:: Sezione di testo ::

-.-.-

LOMBARDORE – Costerà 6 milioni di euro malcontati la prima fase del progetto di rifunzionalizzazione delle ex aree militari (o almeno dei primi 60mila metri quadrati), tornate da qualche tempo nelle disponibilità del Comune di Lombardore.

Una somma che coprirà solo la riqualificazione delle aree, gli ex baraccamenti militari, che lombardore-presentazione-energyormai vivono una situazione di degrado: quanto servirà per arredarle e allestirle, lo si potrà quantificare solo quando saranno definiti nel dettaglio i vari interventi. I primi 6 milioni dovrebbero arrivare in paese grazie ad un bando, incentrato proprio sul recupero delle aree degradate.

Il progetto, chiamato Food and energy hub, è stato presentato nel pomeriggio di venerdì 19 ai sindaci dei Comuni che insistono sulla zona dell’area militare, e all’onorevole Francesca Bonomo: «Si tratta comunque di un progetto aperto – ha spiegato il sindaco, Diego Maria Bili – Se altri Comuni della zona vorranno far parte di questa iniziativa, e collaborare con noi, saranno ovviamente bene accetti».

-.-.-

:: Righe riportate ::
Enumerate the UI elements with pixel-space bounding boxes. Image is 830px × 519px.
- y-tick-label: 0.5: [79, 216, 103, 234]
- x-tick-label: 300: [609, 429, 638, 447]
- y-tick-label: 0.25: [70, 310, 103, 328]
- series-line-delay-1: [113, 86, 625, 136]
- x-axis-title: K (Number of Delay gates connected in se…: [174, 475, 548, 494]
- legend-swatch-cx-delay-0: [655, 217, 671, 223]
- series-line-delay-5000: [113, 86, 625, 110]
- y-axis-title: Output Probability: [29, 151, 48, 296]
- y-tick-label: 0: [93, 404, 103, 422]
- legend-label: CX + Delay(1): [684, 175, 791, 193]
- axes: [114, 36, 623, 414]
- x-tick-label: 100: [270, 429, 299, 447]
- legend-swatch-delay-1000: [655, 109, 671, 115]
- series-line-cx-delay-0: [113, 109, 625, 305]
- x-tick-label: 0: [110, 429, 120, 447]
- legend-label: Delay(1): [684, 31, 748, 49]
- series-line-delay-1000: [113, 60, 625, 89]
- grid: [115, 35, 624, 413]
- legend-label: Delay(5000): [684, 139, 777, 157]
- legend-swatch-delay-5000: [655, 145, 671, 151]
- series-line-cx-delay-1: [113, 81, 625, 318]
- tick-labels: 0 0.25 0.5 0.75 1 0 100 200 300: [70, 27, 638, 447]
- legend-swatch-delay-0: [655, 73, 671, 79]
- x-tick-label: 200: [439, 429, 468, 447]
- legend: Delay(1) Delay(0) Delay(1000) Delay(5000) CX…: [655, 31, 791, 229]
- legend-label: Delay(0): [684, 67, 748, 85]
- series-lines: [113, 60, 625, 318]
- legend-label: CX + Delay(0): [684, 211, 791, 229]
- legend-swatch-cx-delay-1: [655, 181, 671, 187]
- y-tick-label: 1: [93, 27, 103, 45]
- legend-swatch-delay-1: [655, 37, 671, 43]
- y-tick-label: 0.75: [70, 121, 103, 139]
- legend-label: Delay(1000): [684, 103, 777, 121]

-.-.-

:: Consegna ::
In base al testo sulle ex aree militari di Lombardore, risponda alle domande seguenti.
(a) Quanto costerà la prima fase del progetto?
(b) Con quale nome è stato presentato il progetto?
(c) Come si chiama il sindaco?

:: Risposta ::
(a) 6 milioni di euro.
(b) Food and energy hub.
(c) Diego Maria Bili.